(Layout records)

********************

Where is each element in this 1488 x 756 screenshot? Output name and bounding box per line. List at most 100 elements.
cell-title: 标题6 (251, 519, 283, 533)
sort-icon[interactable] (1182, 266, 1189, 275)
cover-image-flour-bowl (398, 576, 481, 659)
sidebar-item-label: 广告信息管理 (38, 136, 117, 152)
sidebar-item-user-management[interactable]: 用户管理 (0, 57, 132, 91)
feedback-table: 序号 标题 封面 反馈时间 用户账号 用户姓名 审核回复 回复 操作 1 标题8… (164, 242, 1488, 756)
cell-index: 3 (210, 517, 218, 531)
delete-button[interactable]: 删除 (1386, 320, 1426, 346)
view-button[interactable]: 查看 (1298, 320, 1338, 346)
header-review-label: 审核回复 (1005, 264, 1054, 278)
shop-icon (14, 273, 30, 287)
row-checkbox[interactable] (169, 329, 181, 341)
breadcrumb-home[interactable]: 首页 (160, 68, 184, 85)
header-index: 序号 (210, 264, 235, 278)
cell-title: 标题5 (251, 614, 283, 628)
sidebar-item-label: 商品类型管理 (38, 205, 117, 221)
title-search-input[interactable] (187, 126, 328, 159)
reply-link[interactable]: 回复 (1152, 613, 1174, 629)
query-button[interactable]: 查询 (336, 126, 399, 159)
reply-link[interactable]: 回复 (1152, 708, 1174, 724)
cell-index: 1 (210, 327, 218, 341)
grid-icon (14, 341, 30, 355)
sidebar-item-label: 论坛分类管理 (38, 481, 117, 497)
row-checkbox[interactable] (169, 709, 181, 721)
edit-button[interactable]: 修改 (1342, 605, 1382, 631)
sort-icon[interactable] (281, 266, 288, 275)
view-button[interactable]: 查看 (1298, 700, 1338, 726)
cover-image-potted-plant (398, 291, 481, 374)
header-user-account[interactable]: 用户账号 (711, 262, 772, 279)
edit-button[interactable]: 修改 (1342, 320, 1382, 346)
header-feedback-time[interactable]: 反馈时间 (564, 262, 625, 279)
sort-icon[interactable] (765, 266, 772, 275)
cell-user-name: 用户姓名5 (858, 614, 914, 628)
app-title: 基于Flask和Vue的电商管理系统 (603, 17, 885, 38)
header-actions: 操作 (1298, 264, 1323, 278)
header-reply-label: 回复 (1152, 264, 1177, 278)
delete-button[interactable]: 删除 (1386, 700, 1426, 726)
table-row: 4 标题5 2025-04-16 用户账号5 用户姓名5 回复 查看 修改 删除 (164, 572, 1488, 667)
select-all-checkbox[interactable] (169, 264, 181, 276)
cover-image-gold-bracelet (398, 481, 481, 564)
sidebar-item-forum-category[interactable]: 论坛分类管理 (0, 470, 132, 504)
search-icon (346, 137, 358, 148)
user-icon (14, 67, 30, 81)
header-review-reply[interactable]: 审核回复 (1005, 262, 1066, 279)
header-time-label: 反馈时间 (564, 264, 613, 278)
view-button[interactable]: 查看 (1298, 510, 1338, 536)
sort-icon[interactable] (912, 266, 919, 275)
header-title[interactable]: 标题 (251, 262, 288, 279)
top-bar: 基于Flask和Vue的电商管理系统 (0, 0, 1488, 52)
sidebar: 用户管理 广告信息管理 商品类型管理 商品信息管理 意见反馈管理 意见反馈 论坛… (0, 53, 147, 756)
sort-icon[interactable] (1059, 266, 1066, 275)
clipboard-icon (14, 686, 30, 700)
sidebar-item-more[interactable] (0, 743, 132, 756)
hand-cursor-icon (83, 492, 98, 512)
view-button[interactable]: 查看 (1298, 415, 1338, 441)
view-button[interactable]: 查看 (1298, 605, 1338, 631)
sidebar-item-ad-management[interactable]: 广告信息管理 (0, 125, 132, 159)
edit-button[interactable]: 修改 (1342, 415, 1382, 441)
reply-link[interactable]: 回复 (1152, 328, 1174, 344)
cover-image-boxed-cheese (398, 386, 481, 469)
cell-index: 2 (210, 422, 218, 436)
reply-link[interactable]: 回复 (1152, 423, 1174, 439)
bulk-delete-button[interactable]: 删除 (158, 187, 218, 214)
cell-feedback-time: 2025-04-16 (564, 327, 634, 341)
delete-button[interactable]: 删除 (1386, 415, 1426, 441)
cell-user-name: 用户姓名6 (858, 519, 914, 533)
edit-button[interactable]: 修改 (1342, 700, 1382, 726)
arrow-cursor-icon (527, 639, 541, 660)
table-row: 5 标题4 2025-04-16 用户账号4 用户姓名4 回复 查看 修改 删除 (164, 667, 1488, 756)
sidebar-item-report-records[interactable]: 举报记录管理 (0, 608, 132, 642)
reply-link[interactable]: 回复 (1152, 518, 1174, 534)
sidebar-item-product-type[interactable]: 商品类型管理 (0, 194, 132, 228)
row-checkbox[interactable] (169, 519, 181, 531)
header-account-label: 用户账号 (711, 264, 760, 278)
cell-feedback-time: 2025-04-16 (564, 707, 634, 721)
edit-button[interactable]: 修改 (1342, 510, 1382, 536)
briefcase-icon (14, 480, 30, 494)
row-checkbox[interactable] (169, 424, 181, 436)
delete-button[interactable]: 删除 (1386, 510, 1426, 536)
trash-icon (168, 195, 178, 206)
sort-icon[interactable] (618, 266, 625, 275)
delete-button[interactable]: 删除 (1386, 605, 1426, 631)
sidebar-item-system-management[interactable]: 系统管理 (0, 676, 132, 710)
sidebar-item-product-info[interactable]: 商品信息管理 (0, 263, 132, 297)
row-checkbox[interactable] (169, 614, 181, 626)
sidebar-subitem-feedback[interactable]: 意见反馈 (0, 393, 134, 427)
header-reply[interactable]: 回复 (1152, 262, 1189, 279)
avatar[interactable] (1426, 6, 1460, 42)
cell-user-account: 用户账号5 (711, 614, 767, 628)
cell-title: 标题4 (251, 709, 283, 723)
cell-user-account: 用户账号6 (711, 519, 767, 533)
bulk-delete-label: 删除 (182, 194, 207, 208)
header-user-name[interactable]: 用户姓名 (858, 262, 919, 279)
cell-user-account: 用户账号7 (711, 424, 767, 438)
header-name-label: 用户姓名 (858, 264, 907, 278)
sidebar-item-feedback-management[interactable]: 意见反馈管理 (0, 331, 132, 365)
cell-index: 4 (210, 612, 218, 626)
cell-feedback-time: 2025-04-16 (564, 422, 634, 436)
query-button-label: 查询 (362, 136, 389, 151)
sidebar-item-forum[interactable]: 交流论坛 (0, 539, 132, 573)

********************

• [Exercise]
Reproduce every line of the listing above without any changes.

• [Output of the task]
Where is each element in this 1488 x 756 screenshot? Output name and bounding box per line. List at most 100 elements.
cell-title: 标题6 (251, 519, 283, 533)
sort-icon[interactable] (1182, 266, 1189, 275)
cover-image-flour-bowl (398, 576, 481, 659)
sidebar-item-label: 广告信息管理 (38, 136, 117, 152)
sidebar-item-user-management[interactable]: 用户管理 (0, 57, 132, 91)
feedback-table: 序号 标题 封面 反馈时间 用户账号 用户姓名 审核回复 回复 操作 1 标题8… (164, 242, 1488, 756)
cell-index: 3 (210, 517, 218, 531)
delete-button[interactable]: 删除 (1386, 320, 1426, 346)
view-button[interactable]: 查看 (1298, 320, 1338, 346)
header-review-label: 审核回复 (1005, 264, 1054, 278)
shop-icon (14, 273, 30, 287)
row-checkbox[interactable] (169, 329, 181, 341)
breadcrumb-home[interactable]: 首页 (160, 68, 184, 85)
header-index: 序号 (210, 264, 235, 278)
cell-title: 标题5 (251, 614, 283, 628)
sidebar-item-label: 商品类型管理 (38, 205, 117, 221)
title-search-input[interactable] (187, 126, 328, 159)
reply-link[interactable]: 回复 (1152, 613, 1174, 629)
query-button[interactable]: 查询 (336, 126, 399, 159)
reply-link[interactable]: 回复 (1152, 708, 1174, 724)
cell-index: 1 (210, 327, 218, 341)
grid-icon (14, 341, 30, 355)
sidebar-item-label: 论坛分类管理 (38, 481, 117, 497)
row-checkbox[interactable] (169, 709, 181, 721)
edit-button[interactable]: 修改 (1342, 605, 1382, 631)
sort-icon[interactable] (281, 266, 288, 275)
view-button[interactable]: 查看 (1298, 700, 1338, 726)
cover-image-potted-plant (398, 291, 481, 374)
header-user-account[interactable]: 用户账号 (711, 262, 772, 279)
edit-button[interactable]: 修改 (1342, 320, 1382, 346)
header-feedback-time[interactable]: 反馈时间 (564, 262, 625, 279)
sort-icon[interactable] (765, 266, 772, 275)
cell-user-name: 用户姓名5 (858, 614, 914, 628)
app-title: 基于Flask和Vue的电商管理系统 (603, 17, 885, 38)
header-actions: 操作 (1298, 264, 1323, 278)
header-reply-label: 回复 (1152, 264, 1177, 278)
delete-button[interactable]: 删除 (1386, 700, 1426, 726)
table-row: 4 标题5 2025-04-16 用户账号5 用户姓名5 回复 查看 修改 删除 (164, 572, 1488, 667)
select-all-checkbox[interactable] (169, 264, 181, 276)
cover-image-gold-bracelet (398, 481, 481, 564)
sidebar-item-forum-category[interactable]: 论坛分类管理 (0, 470, 132, 504)
search-icon (346, 137, 358, 148)
user-icon (14, 67, 30, 81)
header-review-reply[interactable]: 审核回复 (1005, 262, 1066, 279)
header-time-label: 反馈时间 (564, 264, 613, 278)
view-button[interactable]: 查看 (1298, 510, 1338, 536)
sort-icon[interactable] (912, 266, 919, 275)
header-title[interactable]: 标题 (251, 262, 288, 279)
top-bar: 基于Flask和Vue的电商管理系统 (0, 0, 1488, 52)
sidebar: 用户管理 广告信息管理 商品类型管理 商品信息管理 意见反馈管理 意见反馈 论坛… (0, 53, 147, 756)
sort-icon[interactable] (1059, 266, 1066, 275)
clipboard-icon (14, 686, 30, 700)
sidebar-item-more[interactable] (0, 743, 132, 756)
hand-cursor-icon (83, 492, 98, 512)
view-button[interactable]: 查看 (1298, 415, 1338, 441)
view-button[interactable]: 查看 (1298, 605, 1338, 631)
sidebar-item-ad-management[interactable]: 广告信息管理 (0, 125, 132, 159)
edit-button[interactable]: 修改 (1342, 415, 1382, 441)
reply-link[interactable]: 回复 (1152, 328, 1174, 344)
cover-image-boxed-cheese (398, 386, 481, 469)
cell-index: 2 (210, 422, 218, 436)
reply-link[interactable]: 回复 (1152, 423, 1174, 439)
bulk-delete-button[interactable]: 删除 (158, 187, 218, 214)
cell-feedback-time: 2025-04-16 (564, 327, 634, 341)
delete-button[interactable]: 删除 (1386, 415, 1426, 441)
cell-user-name: 用户姓名6 (858, 519, 914, 533)
edit-button[interactable]: 修改 (1342, 700, 1382, 726)
arrow-cursor-icon (527, 639, 541, 660)
table-row: 5 标题4 2025-04-16 用户账号4 用户姓名4 回复 查看 修改 删除 (164, 667, 1488, 756)
sidebar-item-report-records[interactable]: 举报记录管理 (0, 608, 132, 642)
reply-link[interactable]: 回复 (1152, 518, 1174, 534)
sidebar-item-product-type[interactable]: 商品类型管理 (0, 194, 132, 228)
row-checkbox[interactable] (169, 519, 181, 531)
header-account-label: 用户账号 (711, 264, 760, 278)
cell-feedback-time: 2025-04-16 (564, 707, 634, 721)
edit-button[interactable]: 修改 (1342, 510, 1382, 536)
briefcase-icon (14, 480, 30, 494)
row-checkbox[interactable] (169, 424, 181, 436)
delete-button[interactable]: 删除 (1386, 510, 1426, 536)
trash-icon (168, 195, 178, 206)
sort-icon[interactable] (618, 266, 625, 275)
delete-button[interactable]: 删除 (1386, 605, 1426, 631)
sidebar-item-system-management[interactable]: 系统管理 (0, 676, 132, 710)
sidebar-item-product-info[interactable]: 商品信息管理 (0, 263, 132, 297)
row-checkbox[interactable] (169, 614, 181, 626)
sidebar-subitem-feedback[interactable]: 意见反馈 (0, 393, 134, 427)
header-reply[interactable]: 回复 (1152, 262, 1189, 279)
avatar[interactable] (1426, 6, 1460, 42)
cell-user-account: 用户账号5 (711, 614, 767, 628)
cell-title: 标题4 (251, 709, 283, 723)
cell-user-account: 用户账号6 (711, 519, 767, 533)
bulk-delete-label: 删除 (182, 194, 207, 208)
header-user-name[interactable]: 用户姓名 (858, 262, 919, 279)
cell-user-account: 用户账号7 (711, 424, 767, 438)
header-name-label: 用户姓名 (858, 264, 907, 278)
sidebar-item-feedback-management[interactable]: 意见反馈管理 (0, 331, 132, 365)
cell-index: 4 (210, 612, 218, 626)
cell-feedback-time: 2025-04-16 (564, 422, 634, 436)
query-button-label: 查询 (362, 136, 389, 151)
sidebar-item-forum[interactable]: 交流论坛 (0, 539, 132, 573)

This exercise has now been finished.